# Passage shown:
******************************
In this context, the phrase "hour 11 of task X" means that you are in the 11th hour of doing the task. You've been doing it for somewhere between 10 and 11 hours (since the first hour goes from hour 0 to hour 1 - thanks Mathieu). The exact amount of time is not actually important to the author's point in the quote above, only that it's been a very long work day (especially at an unpleasant task).
If we instead say you performed an "11-hour task X" then we're saying that the task will be complete after 11 hours. Compare this to the "hour 11" version, which does not give any information about how long the task will have taken in total to complete (or whether it will complete at all!). The "11-hour" version also doesn't specify how much time we have already spent (only the total required) so we don't know if the task is already complete, in progress, or has not even started.
******************************
# Data supplied:
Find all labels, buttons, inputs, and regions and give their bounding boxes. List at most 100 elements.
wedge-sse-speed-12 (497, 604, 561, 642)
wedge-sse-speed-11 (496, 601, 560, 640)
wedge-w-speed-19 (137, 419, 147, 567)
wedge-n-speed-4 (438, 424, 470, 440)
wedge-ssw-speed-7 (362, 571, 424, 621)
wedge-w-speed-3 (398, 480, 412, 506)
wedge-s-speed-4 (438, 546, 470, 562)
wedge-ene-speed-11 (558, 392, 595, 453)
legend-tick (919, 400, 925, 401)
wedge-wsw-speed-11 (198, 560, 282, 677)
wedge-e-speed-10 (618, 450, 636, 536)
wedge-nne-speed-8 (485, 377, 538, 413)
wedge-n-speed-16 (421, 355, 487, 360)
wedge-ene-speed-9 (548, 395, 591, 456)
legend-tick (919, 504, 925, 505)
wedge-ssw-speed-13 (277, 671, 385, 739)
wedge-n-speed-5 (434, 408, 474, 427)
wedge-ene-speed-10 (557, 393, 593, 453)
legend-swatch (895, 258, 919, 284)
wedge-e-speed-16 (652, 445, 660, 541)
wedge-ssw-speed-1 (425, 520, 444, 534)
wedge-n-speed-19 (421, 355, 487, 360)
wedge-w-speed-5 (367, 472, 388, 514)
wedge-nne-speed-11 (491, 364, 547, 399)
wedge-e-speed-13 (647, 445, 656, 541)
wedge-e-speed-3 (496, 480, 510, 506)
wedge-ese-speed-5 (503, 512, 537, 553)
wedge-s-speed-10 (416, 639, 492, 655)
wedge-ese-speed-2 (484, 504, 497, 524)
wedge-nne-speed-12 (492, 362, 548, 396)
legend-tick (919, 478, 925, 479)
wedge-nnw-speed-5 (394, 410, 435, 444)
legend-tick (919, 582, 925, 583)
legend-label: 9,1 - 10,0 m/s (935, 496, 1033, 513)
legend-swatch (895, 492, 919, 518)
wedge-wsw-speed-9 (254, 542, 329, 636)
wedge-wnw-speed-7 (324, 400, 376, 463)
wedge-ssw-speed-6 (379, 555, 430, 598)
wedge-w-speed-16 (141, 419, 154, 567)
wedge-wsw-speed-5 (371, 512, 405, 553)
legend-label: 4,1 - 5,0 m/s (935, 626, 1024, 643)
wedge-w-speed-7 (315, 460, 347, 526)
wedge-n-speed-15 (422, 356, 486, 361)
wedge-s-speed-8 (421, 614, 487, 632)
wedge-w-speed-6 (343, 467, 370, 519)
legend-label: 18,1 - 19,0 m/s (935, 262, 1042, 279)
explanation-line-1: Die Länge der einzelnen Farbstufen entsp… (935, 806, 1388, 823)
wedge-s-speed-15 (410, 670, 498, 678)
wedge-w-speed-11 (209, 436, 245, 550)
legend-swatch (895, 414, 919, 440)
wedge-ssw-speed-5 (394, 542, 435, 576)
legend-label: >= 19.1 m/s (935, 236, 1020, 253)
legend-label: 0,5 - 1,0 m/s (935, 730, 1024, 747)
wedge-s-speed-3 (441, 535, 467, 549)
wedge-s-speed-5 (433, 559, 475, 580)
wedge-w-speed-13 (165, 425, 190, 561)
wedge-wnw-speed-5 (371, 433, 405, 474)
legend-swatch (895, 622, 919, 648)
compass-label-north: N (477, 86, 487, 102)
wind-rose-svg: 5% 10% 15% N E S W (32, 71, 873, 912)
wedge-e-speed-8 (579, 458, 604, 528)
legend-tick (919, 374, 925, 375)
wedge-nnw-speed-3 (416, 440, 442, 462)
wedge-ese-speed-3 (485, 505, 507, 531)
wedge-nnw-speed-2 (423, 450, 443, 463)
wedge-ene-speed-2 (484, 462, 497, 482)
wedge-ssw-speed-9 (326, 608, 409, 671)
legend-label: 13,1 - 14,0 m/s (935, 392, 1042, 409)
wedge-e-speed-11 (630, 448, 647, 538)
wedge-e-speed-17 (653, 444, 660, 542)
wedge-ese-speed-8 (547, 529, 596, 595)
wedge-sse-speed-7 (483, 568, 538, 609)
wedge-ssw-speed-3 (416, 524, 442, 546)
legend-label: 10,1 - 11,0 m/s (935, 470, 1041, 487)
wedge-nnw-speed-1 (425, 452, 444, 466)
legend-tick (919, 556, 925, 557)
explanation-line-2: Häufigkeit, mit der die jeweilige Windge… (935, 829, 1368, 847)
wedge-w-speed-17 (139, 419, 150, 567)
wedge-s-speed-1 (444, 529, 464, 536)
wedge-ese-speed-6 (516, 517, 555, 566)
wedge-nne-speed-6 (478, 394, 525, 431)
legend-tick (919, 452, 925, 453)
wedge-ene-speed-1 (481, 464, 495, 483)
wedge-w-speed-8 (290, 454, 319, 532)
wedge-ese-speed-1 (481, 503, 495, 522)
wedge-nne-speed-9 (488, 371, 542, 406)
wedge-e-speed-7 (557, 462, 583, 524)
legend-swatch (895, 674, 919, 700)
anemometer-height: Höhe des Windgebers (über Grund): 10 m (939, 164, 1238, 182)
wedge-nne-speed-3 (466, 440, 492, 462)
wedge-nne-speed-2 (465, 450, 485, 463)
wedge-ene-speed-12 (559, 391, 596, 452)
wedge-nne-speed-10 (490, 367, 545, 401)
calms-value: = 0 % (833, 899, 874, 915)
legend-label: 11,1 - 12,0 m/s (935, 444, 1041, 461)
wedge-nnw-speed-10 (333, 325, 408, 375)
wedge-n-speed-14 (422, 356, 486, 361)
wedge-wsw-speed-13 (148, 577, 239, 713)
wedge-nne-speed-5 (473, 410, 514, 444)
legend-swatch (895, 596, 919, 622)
******************************
# Tasks to perform:
**a)** Extract the words of the passage on "hour 11" phrasing, from "If we instead" up to and including "not even started.".
**b)** Extend the explanation of "hour 11" versus "11-hour" phrasing past its final sentence.

# Solved tasks:
**a)**
If we instead say you performed an "11-hour task X" then we're saying that the task will be complete after 11 hours. Compare this to the "hour 11" version, which does not give any information about how long the task will have taken in total to complete (or whether it will complete at all!). The "11-hour" version also doesn't specify how much time we have already spent (only the total required) so we don't know if the task is already complete, in progress, or has not even started.

**b)**
The key distinction here is that it's not a "time period" as the OP asked, but a "moment". The author chose to use this wording because he's talking about examining all of the moments in a person's life, and comparing lives which contain more pleasant (yoga) ones vs. lives that contain more unpleasant (fryer) ones. He says that if a randomly chosen moment from your life is more likely to be pleasant than unpleasant, then you are more likely to appreciate whatever the rest of the article is talking about.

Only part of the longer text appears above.